==== Provided entries

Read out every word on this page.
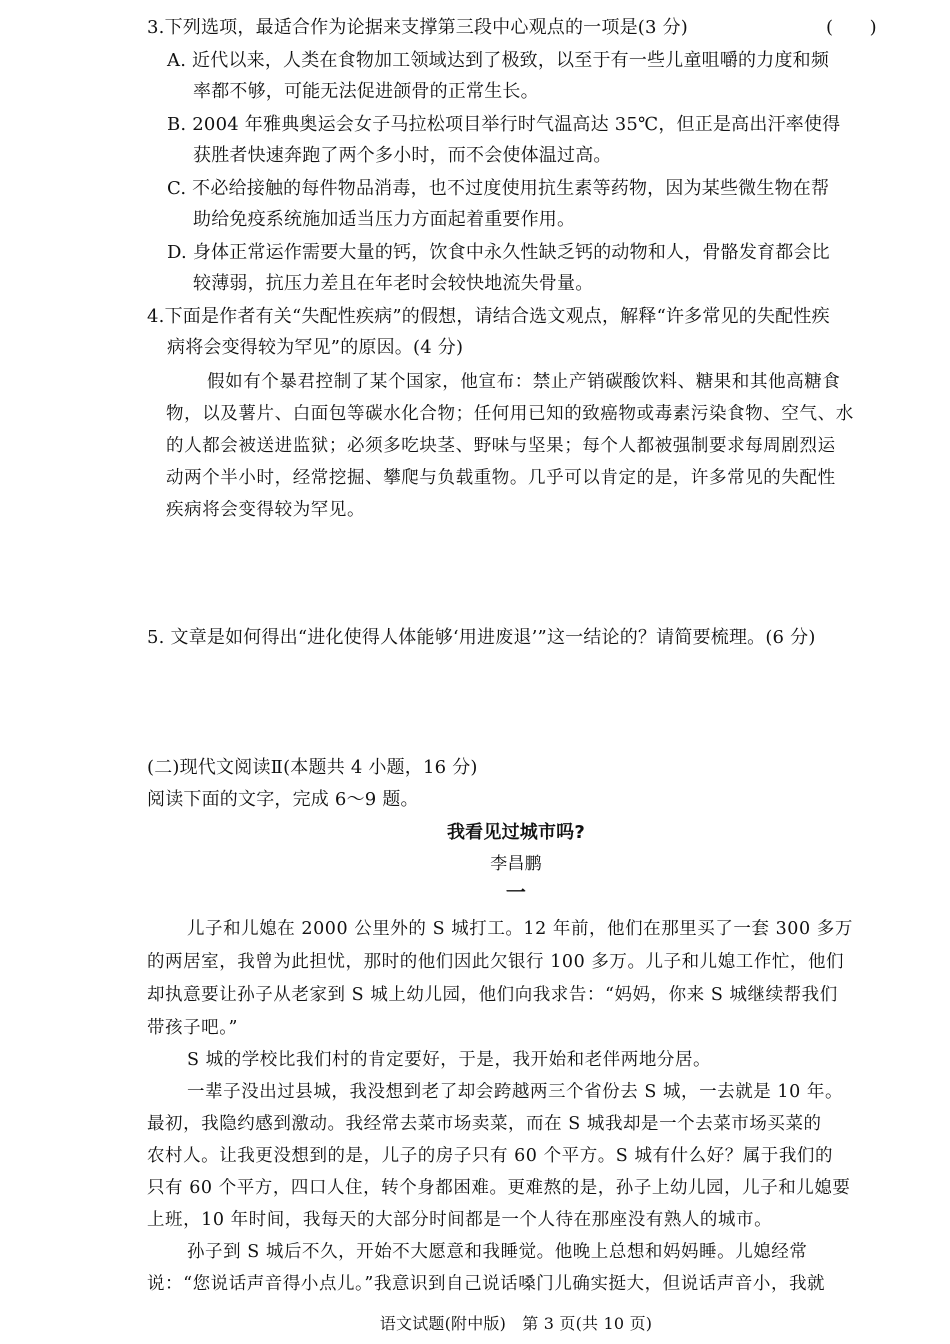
3.下列选项，最适合作为论据来支撑第三段中心观点的一项是(3 分)	(　　)
A. 近代以来，人类在食物加工领域达到了极致，以至于有一些儿童咀嚼的力度和频
率都不够，可能无法促进颌骨的正常生长。
B. 2004 年雅典奥运会女子马拉松项目举行时气温高达 35℃，但正是高出汗率使得
获胜者快速奔跑了两个多小时，而不会使体温过高。
C. 不必给接触的每件物品消毒，也不过度使用抗生素等药物，因为某些微生物在帮
助给免疫系统施加适当压力方面起着重要作用。
D. 身体正常运作需要大量的钙，饮食中永久性缺乏钙的动物和人，骨骼发育都会比
较薄弱，抗压力差且在年老时会较快地流失骨量。
4.下面是作者有关“失配性疾病”的假想，请结合选文观点，解释“许多常见的失配性疾
病将会变得较为罕见”的原因。(4 分)
假如有个暴君控制了某个国家，他宣布：禁止产销碳酸饮料、糖果和其他高糖食
物，以及薯片、白面包等碳水化合物；任何用已知的致癌物或毒素污染食物、空气、水
的人都会被送进监狱；必须多吃块茎、野味与坚果；每个人都被强制要求每周剧烈运
动两个半小时，经常挖掘、攀爬与负载重物。几乎可以肯定的是，许多常见的失配性
疾病将会变得较为罕见。
5. 文章是如何得出“进化使得人体能够‘用进废退’”这一结论的？请简要梳理。(6 分)
(二)现代文阅读Ⅱ(本题共 4 小题，16 分)
阅读下面的文字，完成 6～9 题。
我看见过城市吗?
李昌鹏
一
儿子和儿媳在 2000 公里外的 S 城打工。12 年前，他们在那里买了一套 300 多万
的两居室，我曾为此担忧，那时的他们因此欠银行 100 多万。儿子和儿媳工作忙，他们
却执意要让孙子从老家到 S 城上幼儿园，他们向我求告：“妈妈，你来 S 城继续帮我们
带孩子吧。”
S 城的学校比我们村的肯定要好，于是，我开始和老伴两地分居。
一辈子没出过县城，我没想到老了却会跨越两三个省份去 S 城，一去就是 10 年。
最初，我隐约感到激动。我经常去菜市场卖菜，而在 S 城我却是一个去菜市场买菜的
农村人。让我更没想到的是，儿子的房子只有 60 个平方。S 城有什么好？属于我们的
只有 60 个平方，四口人住，转个身都困难。更难熬的是，孙子上幼儿园，儿子和儿媳要
上班，10 年时间，我每天的大部分时间都是一个人待在那座没有熟人的城市。
孙子到 S 城后不久，开始不大愿意和我睡觉。他晚上总想和妈妈睡。儿媳经常
说：“您说话声音得小点儿。”我意识到自己说话嗓门儿确实挺大，但说话声音小，我就
语文试题(附中版)　第 3 页(共 10 页)
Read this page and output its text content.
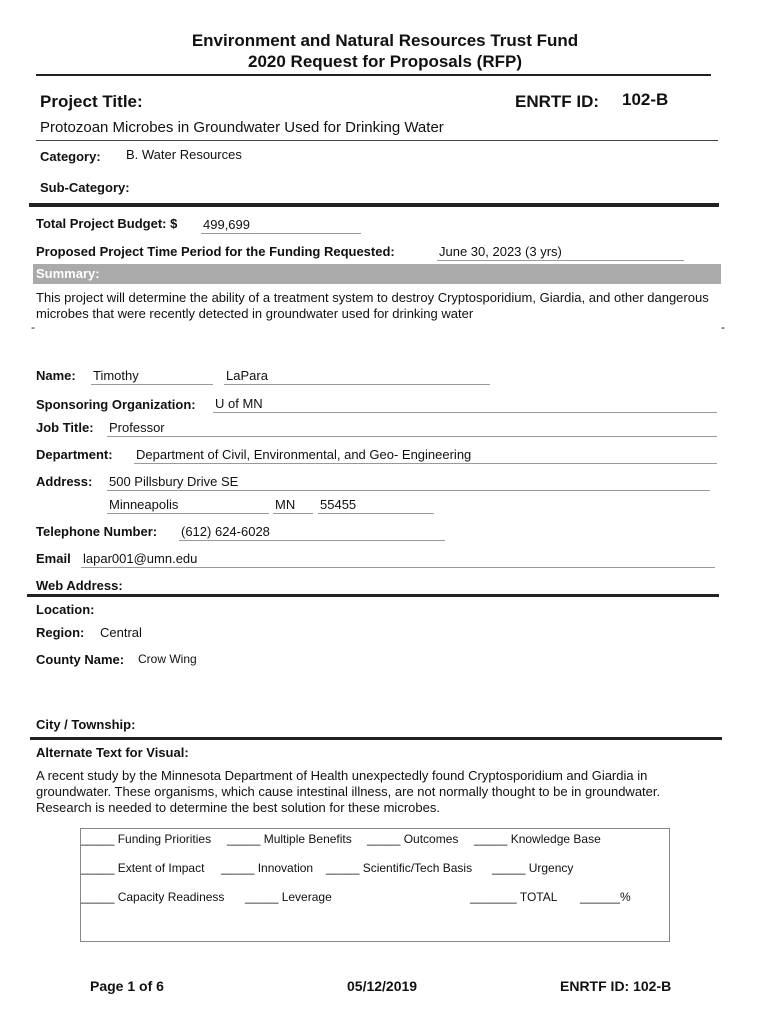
Environment and Natural Resources Trust Fund
2020 Request for Proposals (RFP)
Project Title:	ENRTF ID: 102-B
Protozoan Microbes in Groundwater Used for Drinking Water
Category: B. Water Resources
Sub-Category:
Total Project Budget: $ 499,699
Proposed Project Time Period for the Funding Requested:	June 30, 2023 (3 yrs)
Summary:
This project will determine the ability of a treatment system to destroy Cryptosporidium, Giardia, and other dangerous microbes that were recently detected in groundwater used for drinking water
-	-
Name: Timothy	LaPara
Sponsoring Organization: U of MN
Job Title: Professor
Department: Department of Civil, Environmental, and Geo- Engineering
Address: 500 Pillsbury Drive SE
Minneapolis	MN	55455
Telephone Number: (612) 624-6028
Email lapar001@umn.edu
Web Address:
Location:
Region: Central
County Name: Crow Wing
City / Township:
Alternate Text for Visual:
A recent study by the Minnesota Department of Health unexpectedly found Cryptosporidium and Giardia in groundwater. These organisms, which cause intestinal illness, are not normally thought to be in groundwater. Research is needed to determine the best solution for these microbes.
_____ Funding Priorities _____ Multiple Benefits _____ Outcomes _____ Knowledge Base
_____ Extent of Impact _____ Innovation _____ Scientific/Tech Basis _____ Urgency
_____ Capacity Readiness _____ Leverage	_______ TOTAL ______%
Page 1 of 6	05/12/2019	ENRTF ID: 102-B
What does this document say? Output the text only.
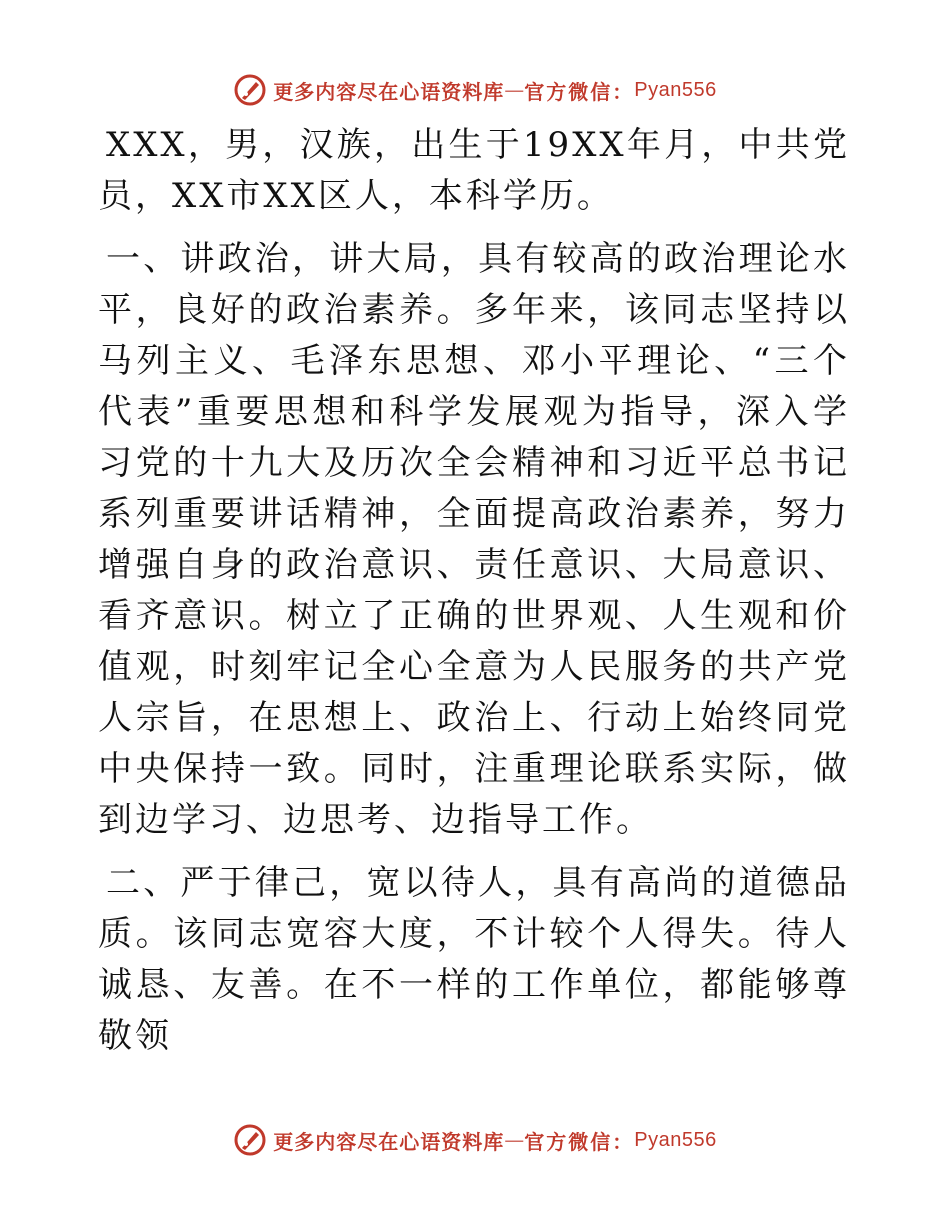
更多内容尽在心语资料库 — 官方微信： Pyan556

XXX，男，汉族，出生于19XX年月，中共党员，XX市XX区人，本科学历。

一、讲政治，讲大局，具有较高的政治理论水平，良好的政治素养。多年来，该同志坚持以马列主义、毛泽东思想、邓小平理论、“三个代表”重要思想和科学发展观为指导，深入学习党的十九大及历次全会精神和习近平总书记系列重要讲话精神，全面提高政治素养，努力增强自身的政治意识、责任意识、大局意识、看齐意识。树立了正确的世界观、人生观和价值观，时刻牢记全心全意为人民服务的共产党人宗旨，在思想上、政治上、行动上始终同党中央保持一致。同时，注重理论联系实际，做到边学习、边思考、边指导工作。

二、严于律己，宽以待人，具有高尚的道德品质。该同志宽容大度，不计较个人得失。待人诚恳、友善。在不一样的工作单位，都能够尊敬领

更多内容尽在心语资料库 — 官方微信： Pyan556
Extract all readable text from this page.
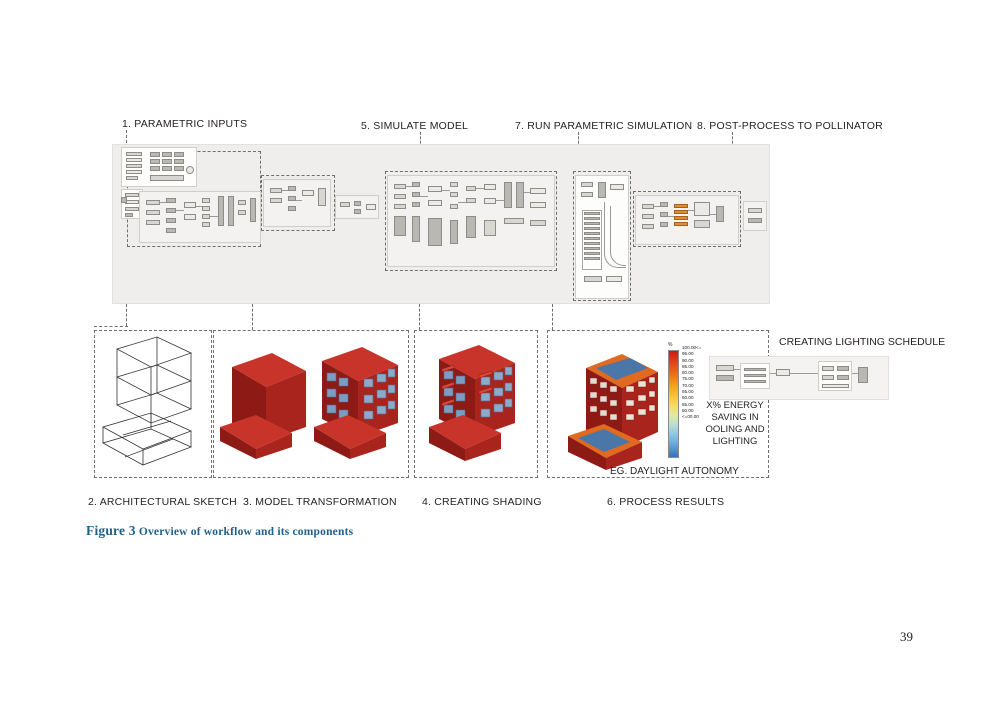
1. PARAMETRIC INPUTS	5. SIMULATE MODEL	7. RUN PARAMETRIC SIMULATION 8. POST-PROCESS TO POLLINATOR
2. ARCHITECTURAL SKETCH 3. MODEL TRANSFORMATION 4. CREATING SHADING
% 100.00<=
95.00
90.00
85.00
80.00
75.00
70.00
65.00
60.00
55.00
50.00
<=00.00
X% ENERGY SAVING IN OOLING AND LIGHTING
EG. DAYLIGHT AUTONOMY
6. PROCESS RESULTS
CREATING LIGHTING SCHEDULE
Figure 3 Overview of workflow and its components
39
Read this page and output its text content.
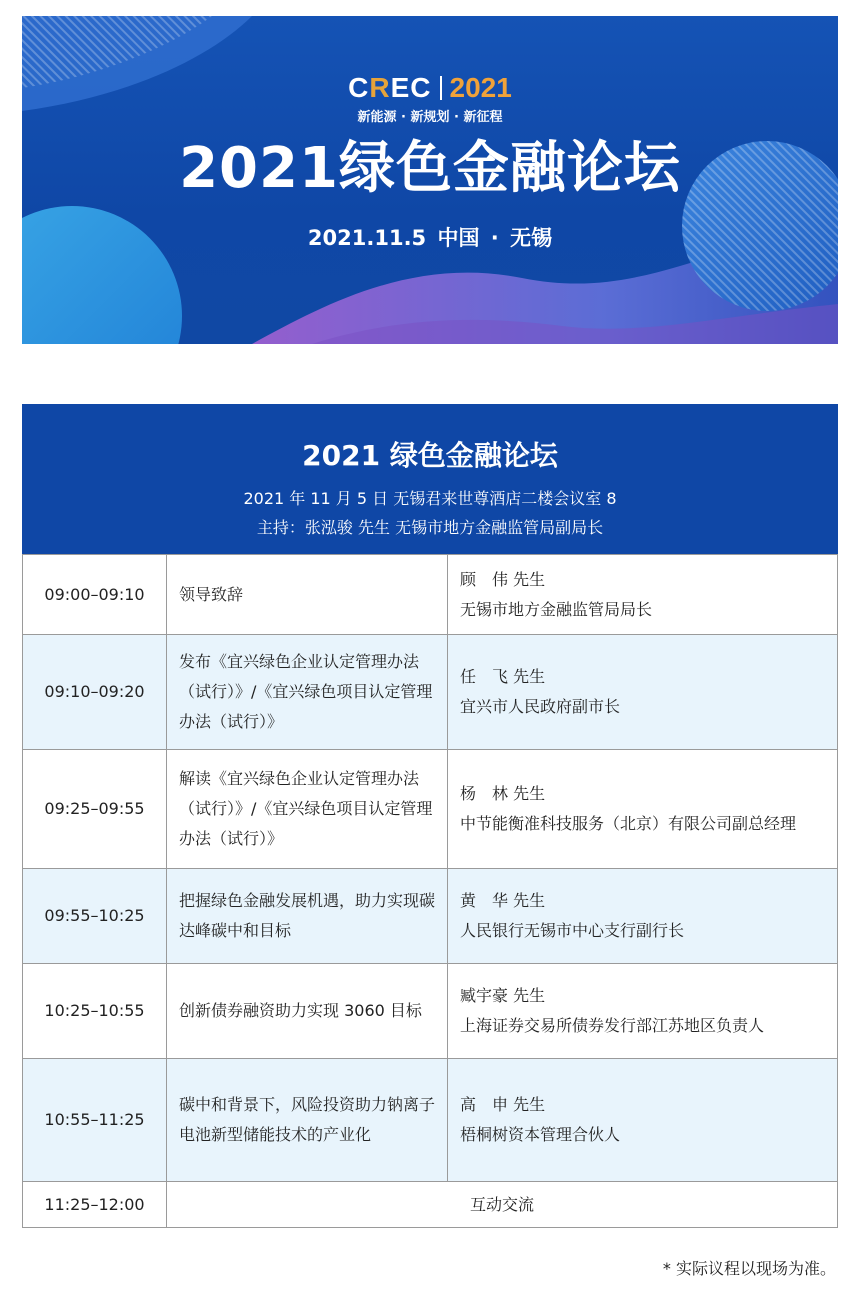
CREC 2021
新能源 · 新规划 · 新征程
2021绿色金融论坛
2021.11.5 中国 · 无锡
2021 绿色金融论坛
2021 年 11 月 5 日 无锡君来世尊酒店二楼会议室 8
主持：张泓骏 先生 无锡市地方金融监管局副局长
09:00–09:10	领导致辞	顾　伟 先生
无锡市地方金融监管局局长

09:10–09:20	发布《宜兴绿色企业认定管理办法（试行）》/《宜兴绿色项目认定管理办法（试行）》	任　飞 先生
宜兴市人民政府副市长

09:25–09:55	解读《宜兴绿色企业认定管理办法（试行）》/《宜兴绿色项目认定管理办法（试行）》	杨　林 先生
中节能衡准科技服务（北京）有限公司副总经理

09:55–10:25	把握绿色金融发展机遇，助力实现碳达峰碳中和目标	黄　华 先生
人民银行无锡市中心支行副行长

10:25–10:55	创新债券融资助力实现 3060 目标	臧宇豪 先生
上海证券交易所债券发行部江苏地区负责人

10:55–11:25	碳中和背景下，风险投资助力钠离子电池新型储能技术的产业化	高　申 先生
梧桐树资本管理合伙人

11:25–12:00	互动交流	
* 实际议程以现场为准。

========

§ **Task directions**
Answer with a single number: the count of lines holding the word "宜兴绿色项目认定管理办法".

§ **Full answer**
2